» **YOUR GOAL**: Output all of the data below exactly as given.

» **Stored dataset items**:
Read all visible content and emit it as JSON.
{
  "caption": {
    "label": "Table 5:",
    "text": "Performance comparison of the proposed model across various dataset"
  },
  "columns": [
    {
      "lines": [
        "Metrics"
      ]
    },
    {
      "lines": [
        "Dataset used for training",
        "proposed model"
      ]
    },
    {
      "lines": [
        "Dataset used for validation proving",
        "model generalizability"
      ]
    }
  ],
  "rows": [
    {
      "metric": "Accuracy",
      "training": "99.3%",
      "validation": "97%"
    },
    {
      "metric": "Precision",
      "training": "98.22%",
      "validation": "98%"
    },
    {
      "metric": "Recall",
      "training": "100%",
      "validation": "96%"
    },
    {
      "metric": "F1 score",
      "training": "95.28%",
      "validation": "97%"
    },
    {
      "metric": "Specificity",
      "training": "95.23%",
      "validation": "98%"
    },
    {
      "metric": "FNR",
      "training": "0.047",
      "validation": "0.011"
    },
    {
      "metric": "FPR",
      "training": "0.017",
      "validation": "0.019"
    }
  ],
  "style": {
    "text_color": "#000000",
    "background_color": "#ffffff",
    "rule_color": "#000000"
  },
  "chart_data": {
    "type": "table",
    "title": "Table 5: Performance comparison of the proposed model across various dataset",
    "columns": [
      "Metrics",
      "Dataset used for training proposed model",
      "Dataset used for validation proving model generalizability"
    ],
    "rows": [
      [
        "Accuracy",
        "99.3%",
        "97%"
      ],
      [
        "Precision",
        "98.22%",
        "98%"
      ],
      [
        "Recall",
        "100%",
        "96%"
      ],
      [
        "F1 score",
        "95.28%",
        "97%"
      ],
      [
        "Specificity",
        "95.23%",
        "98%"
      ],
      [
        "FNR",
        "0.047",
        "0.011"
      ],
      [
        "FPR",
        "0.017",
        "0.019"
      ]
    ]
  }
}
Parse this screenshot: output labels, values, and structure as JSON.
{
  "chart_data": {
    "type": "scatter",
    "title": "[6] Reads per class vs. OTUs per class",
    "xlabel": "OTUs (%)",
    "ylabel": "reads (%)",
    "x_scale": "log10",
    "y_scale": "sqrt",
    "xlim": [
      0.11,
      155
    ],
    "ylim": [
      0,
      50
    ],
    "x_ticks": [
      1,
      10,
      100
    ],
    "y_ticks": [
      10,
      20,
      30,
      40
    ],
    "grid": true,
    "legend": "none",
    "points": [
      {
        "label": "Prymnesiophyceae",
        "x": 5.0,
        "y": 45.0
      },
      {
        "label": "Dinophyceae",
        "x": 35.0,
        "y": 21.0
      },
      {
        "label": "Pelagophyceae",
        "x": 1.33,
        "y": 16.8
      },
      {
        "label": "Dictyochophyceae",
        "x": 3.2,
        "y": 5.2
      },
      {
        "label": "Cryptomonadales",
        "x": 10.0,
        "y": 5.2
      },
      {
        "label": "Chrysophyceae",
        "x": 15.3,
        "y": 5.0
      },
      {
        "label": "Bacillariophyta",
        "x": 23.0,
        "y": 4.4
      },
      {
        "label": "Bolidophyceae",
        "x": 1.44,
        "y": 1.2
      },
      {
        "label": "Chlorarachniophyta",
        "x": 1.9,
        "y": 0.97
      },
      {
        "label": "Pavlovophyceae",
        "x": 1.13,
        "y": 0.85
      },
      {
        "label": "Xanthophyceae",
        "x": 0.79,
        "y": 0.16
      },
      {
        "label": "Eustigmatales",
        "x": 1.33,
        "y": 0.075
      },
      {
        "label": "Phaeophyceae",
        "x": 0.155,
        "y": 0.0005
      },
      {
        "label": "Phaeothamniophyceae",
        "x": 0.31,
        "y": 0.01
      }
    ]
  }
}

» **CORRECT OUTPUT**:
Read all visible content and emit it as JSON.
{
  "caption": {
    "label": "Table 5:",
    "text": "Performance comparison of the proposed model across various dataset"
  },
  "columns": [
    {
      "lines": [
        "Metrics"
      ]
    },
    {
      "lines": [
        "Dataset used for training",
        "proposed model"
      ]
    },
    {
      "lines": [
        "Dataset used for validation proving",
        "model generalizability"
      ]
    }
  ],
  "rows": [
    {
      "metric": "Accuracy",
      "training": "99.3%",
      "validation": "97%"
    },
    {
      "metric": "Precision",
      "training": "98.22%",
      "validation": "98%"
    },
    {
      "metric": "Recall",
      "training": "100%",
      "validation": "96%"
    },
    {
      "metric": "F1 score",
      "training": "95.28%",
      "validation": "97%"
    },
    {
      "metric": "Specificity",
      "training": "95.23%",
      "validation": "98%"
    },
    {
      "metric": "FNR",
      "training": "0.047",
      "validation": "0.011"
    },
    {
      "metric": "FPR",
      "training": "0.017",
      "validation": "0.019"
    }
  ],
  "style": {
    "text_color": "#000000",
    "background_color": "#ffffff",
    "rule_color": "#000000"
  },
  "chart_data": {
    "type": "table",
    "title": "Table 5: Performance comparison of the proposed model across various dataset",
    "columns": [
      "Metrics",
      "Dataset used for training proposed model",
      "Dataset used for validation proving model generalizability"
    ],
    "rows": [
      [
        "Accuracy",
        "99.3%",
        "97%"
      ],
      [
        "Precision",
        "98.22%",
        "98%"
      ],
      [
        "Recall",
        "100%",
        "96%"
      ],
      [
        "F1 score",
        "95.28%",
        "97%"
      ],
      [
        "Specificity",
        "95.23%",
        "98%"
      ],
      [
        "FNR",
        "0.047",
        "0.011"
      ],
      [
        "FPR",
        "0.017",
        "0.019"
      ]
    ]
  }
}
Parse this screenshot: output labels, values, and structure as JSON.
{
  "chart_data": {
    "type": "scatter",
    "title": "[6] Reads per class vs. OTUs per class",
    "xlabel": "OTUs (%)",
    "ylabel": "reads (%)",
    "x_scale": "log10",
    "y_scale": "sqrt",
    "xlim": [
      0.11,
      155
    ],
    "ylim": [
      0,
      50
    ],
    "x_ticks": [
      1,
      10,
      100
    ],
    "y_ticks": [
      10,
      20,
      30,
      40
    ],
    "grid": true,
    "legend": "none",
    "points": [
      {
        "label": "Prymnesiophyceae",
        "x": 5.0,
        "y": 45.0
      },
      {
        "label": "Dinophyceae",
        "x": 35.0,
        "y": 21.0
      },
      {
        "label": "Pelagophyceae",
        "x": 1.33,
        "y": 16.8
      },
      {
        "label": "Dictyochophyceae",
        "x": 3.2,
        "y": 5.2
      },
      {
        "label": "Cryptomonadales",
        "x": 10.0,
        "y": 5.2
      },
      {
        "label": "Chrysophyceae",
        "x": 15.3,
        "y": 5.0
      },
      {
        "label": "Bacillariophyta",
        "x": 23.0,
        "y": 4.4
      },
      {
        "label": "Bolidophyceae",
        "x": 1.44,
        "y": 1.2
      },
      {
        "label": "Chlorarachniophyta",
        "x": 1.9,
        "y": 0.97
      },
      {
        "label": "Pavlovophyceae",
        "x": 1.13,
        "y": 0.85
      },
      {
        "label": "Xanthophyceae",
        "x": 0.79,
        "y": 0.16
      },
      {
        "label": "Eustigmatales",
        "x": 1.33,
        "y": 0.075
      },
      {
        "label": "Phaeophyceae",
        "x": 0.155,
        "y": 0.0005
      },
      {
        "label": "Phaeothamniophyceae",
        "x": 0.31,
        "y": 0.01
      }
    ]
  }
}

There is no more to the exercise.